**What to produce**.
Transcribe every record that appears below, exactly and in full.

++++ Records for this task

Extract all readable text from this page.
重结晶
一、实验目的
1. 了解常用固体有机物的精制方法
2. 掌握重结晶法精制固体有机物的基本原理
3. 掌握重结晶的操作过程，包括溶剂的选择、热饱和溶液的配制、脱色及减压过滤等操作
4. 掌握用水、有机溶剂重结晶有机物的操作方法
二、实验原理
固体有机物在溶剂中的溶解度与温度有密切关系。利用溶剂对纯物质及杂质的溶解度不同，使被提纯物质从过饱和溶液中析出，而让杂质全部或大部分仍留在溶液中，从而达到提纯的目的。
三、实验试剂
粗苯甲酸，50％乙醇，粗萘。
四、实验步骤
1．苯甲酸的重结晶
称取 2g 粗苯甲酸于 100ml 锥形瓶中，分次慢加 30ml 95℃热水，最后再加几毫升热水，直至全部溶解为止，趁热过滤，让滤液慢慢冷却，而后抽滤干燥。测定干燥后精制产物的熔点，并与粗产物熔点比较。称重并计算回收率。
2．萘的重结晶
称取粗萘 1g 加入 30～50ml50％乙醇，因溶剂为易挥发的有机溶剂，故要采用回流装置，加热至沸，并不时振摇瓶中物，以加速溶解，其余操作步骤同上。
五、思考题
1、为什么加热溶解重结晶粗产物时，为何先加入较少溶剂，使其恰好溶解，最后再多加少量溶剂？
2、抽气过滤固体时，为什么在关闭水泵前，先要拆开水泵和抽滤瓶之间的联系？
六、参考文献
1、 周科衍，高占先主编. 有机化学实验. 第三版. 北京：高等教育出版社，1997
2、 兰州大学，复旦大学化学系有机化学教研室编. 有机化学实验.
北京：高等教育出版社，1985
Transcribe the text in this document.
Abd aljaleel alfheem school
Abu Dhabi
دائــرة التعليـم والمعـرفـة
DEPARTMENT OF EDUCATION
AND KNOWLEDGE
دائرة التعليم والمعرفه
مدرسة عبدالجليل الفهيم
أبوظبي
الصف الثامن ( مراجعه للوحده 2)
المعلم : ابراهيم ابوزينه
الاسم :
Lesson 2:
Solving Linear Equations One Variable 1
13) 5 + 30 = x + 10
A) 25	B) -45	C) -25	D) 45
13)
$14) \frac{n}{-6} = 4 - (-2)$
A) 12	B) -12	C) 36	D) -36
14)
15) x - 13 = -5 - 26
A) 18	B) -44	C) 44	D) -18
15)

++++++++

**Expected output**.
Extract all readable text from this page.
重结晶
一、实验目的
1. 了解常用固体有机物的精制方法
2. 掌握重结晶法精制固体有机物的基本原理
3. 掌握重结晶的操作过程，包括溶剂的选择、热饱和溶液的配制、脱色及减压过滤等操作
4. 掌握用水、有机溶剂重结晶有机物的操作方法
二、实验原理
固体有机物在溶剂中的溶解度与温度有密切关系。利用溶剂对纯物质及杂质的溶解度不同，使被提纯物质从过饱和溶液中析出，而让杂质全部或大部分仍留在溶液中，从而达到提纯的目的。
三、实验试剂
粗苯甲酸，50％乙醇，粗萘。
四、实验步骤
1．苯甲酸的重结晶
称取 2g 粗苯甲酸于 100ml 锥形瓶中，分次慢加 30ml 95℃热水，最后再加几毫升热水，直至全部溶解为止，趁热过滤，让滤液慢慢冷却，而后抽滤干燥。测定干燥后精制产物的熔点，并与粗产物熔点比较。称重并计算回收率。
2．萘的重结晶
称取粗萘 1g 加入 30～50ml50％乙醇，因溶剂为易挥发的有机溶剂，故要采用回流装置，加热至沸，并不时振摇瓶中物，以加速溶解，其余操作步骤同上。
五、思考题
1、为什么加热溶解重结晶粗产物时，为何先加入较少溶剂，使其恰好溶解，最后再多加少量溶剂？
2、抽气过滤固体时，为什么在关闭水泵前，先要拆开水泵和抽滤瓶之间的联系？
六、参考文献
1、 周科衍，高占先主编. 有机化学实验. 第三版. 北京：高等教育出版社，1997
2、 兰州大学，复旦大学化学系有机化学教研室编. 有机化学实验.
北京：高等教育出版社，1985
Transcribe the text in this document.
Abd aljaleel alfheem school
Abu Dhabi
دائــرة التعليـم والمعـرفـة
DEPARTMENT OF EDUCATION
AND KNOWLEDGE
دائرة التعليم والمعرفه
مدرسة عبدالجليل الفهيم
أبوظبي
الصف الثامن ( مراجعه للوحده 2)
المعلم : ابراهيم ابوزينه
الاسم :
Lesson 2:
Solving Linear Equations One Variable 1
13) 5 + 30 = x + 10
A) 25	B) -45	C) -25	D) 45
13)
$14) \frac{n}{-6} = 4 - (-2)$
A) 12	B) -12	C) 36	D) -36
14)
15) x - 13 = -5 - 26
A) 18	B) -44	C) 44	D) -18
15)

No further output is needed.